Estrai dal testo su Leonardo Sciascia tutto il passo che va da "Leonardo Sciascia nasce" fino a "e soprattutto Manzoni.", copiandolo parola per parola.

**BRANO ESTRATTO**.
----

Italiano

  • Materia: Italiano
  • Visualizzato: 1210 volte
  • Data: 2014-10-10
  • Autore: elisa nisticò

Leonardo Sciascia: Il giorno della Civetta

Riassunto e commento de Il giorno della civetta di Leonardo Sciascia.

Vita di Leonardo Sciascia

Leonardo Sciascia nasce in provincia di Agrigento  l’8 gennaio 1921.
La formazione dello scrittore è antifascista, democratica e illuminista soprattutto: fra i suoi autori preferiti dell’adolescenza ci sono Courier, Diderot e soprattutto Manzoni.

Vive i primi impieghi lavorativi tra la Sicilia e Roma. In Sicilia è sempre attento al problema della mafia e pronto a denunciare casi di malgoverno e corruzione; viene eletto nel 1975 consigliere comunale della città di Palermo. In seguito sarà deputato al Parlamento, nelle liste del Partito Radicale. Leonardo Sciascia morirà nel 1989.

----

**DATI IN INGRESSO**.

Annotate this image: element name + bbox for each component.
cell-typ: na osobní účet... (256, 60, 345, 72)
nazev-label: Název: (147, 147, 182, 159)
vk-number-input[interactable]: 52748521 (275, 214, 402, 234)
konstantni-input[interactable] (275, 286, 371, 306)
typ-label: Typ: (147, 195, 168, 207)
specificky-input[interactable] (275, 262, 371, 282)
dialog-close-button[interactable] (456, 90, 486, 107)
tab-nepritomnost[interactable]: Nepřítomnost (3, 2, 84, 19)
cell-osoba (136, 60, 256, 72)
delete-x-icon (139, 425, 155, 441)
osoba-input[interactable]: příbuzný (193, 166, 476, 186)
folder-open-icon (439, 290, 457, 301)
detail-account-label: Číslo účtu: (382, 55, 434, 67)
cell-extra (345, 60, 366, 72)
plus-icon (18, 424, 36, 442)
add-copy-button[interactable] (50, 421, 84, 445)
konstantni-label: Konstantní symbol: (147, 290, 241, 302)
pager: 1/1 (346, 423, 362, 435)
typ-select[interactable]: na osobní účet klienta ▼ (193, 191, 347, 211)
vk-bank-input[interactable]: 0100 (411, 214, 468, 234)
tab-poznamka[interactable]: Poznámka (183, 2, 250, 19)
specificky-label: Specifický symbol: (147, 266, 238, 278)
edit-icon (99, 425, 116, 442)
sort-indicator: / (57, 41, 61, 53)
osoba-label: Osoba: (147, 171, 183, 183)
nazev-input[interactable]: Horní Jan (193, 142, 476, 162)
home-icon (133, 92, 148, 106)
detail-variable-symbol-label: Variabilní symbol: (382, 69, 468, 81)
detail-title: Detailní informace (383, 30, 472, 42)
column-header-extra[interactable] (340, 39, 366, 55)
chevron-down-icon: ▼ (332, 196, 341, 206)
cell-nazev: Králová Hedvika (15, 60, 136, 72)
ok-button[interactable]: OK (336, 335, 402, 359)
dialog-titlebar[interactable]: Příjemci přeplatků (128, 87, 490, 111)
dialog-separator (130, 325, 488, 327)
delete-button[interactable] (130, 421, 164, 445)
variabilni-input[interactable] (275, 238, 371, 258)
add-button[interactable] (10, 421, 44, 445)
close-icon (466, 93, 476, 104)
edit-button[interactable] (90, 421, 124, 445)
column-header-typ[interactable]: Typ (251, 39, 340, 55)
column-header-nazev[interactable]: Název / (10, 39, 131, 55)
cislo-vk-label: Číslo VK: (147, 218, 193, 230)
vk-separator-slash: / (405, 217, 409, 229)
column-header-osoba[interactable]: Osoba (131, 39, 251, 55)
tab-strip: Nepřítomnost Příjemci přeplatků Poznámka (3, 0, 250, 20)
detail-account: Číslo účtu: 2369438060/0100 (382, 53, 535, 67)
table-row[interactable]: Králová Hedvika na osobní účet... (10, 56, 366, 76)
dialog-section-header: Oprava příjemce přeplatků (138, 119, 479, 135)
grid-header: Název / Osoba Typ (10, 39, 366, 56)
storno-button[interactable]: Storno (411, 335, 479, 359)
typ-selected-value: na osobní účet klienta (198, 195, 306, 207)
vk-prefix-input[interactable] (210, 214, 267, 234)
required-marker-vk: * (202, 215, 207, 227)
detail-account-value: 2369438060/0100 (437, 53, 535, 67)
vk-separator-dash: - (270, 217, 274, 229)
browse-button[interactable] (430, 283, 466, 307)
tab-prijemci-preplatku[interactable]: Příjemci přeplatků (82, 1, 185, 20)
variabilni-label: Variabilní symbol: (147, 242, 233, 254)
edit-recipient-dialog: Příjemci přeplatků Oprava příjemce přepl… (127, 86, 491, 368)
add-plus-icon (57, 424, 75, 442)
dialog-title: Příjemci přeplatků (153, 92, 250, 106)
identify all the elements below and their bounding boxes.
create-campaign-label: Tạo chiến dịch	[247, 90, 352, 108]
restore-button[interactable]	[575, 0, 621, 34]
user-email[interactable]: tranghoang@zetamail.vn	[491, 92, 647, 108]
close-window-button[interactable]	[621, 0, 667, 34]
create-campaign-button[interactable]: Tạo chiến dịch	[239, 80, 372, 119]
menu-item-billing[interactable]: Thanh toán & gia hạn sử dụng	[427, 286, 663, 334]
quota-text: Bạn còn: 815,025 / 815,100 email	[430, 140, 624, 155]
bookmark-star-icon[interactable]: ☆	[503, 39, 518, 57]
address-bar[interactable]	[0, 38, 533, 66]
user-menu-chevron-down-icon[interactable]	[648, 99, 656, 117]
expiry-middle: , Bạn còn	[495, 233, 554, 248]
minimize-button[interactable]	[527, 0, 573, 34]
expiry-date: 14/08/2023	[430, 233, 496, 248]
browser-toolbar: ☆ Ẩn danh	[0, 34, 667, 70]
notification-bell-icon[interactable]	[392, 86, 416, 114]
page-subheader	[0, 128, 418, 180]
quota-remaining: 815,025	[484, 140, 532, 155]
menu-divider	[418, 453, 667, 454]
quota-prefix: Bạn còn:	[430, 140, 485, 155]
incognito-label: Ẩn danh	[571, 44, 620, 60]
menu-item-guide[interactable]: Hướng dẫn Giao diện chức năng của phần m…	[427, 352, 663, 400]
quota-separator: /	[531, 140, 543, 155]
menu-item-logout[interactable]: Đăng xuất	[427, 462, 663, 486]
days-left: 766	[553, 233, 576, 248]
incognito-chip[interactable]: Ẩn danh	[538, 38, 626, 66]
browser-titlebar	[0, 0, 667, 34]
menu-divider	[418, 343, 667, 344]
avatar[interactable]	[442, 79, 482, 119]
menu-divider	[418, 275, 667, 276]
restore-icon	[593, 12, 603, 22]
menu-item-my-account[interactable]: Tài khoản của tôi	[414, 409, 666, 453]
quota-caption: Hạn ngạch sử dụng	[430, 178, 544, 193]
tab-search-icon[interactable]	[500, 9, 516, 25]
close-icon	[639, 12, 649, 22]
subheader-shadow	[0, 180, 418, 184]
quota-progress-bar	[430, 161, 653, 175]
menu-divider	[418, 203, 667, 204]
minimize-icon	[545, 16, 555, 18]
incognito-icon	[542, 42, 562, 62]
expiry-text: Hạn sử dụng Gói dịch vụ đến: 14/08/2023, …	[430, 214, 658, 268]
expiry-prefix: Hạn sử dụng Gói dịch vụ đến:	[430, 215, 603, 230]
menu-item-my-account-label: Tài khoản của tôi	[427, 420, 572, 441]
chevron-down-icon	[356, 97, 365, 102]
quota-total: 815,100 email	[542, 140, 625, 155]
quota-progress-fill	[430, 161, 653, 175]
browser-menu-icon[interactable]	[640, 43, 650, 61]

----

**LA TUA RISPOSTA**.
Leonardo Sciascia nasce in provincia di Agrigento  l’8 gennaio 1921.
La formazione dello scrittore è antifascista, democratica e illuminista soprattutto: fra i suoi autori preferiti dell’adolescenza ci sono Courier, Diderot e soprattutto Manzoni.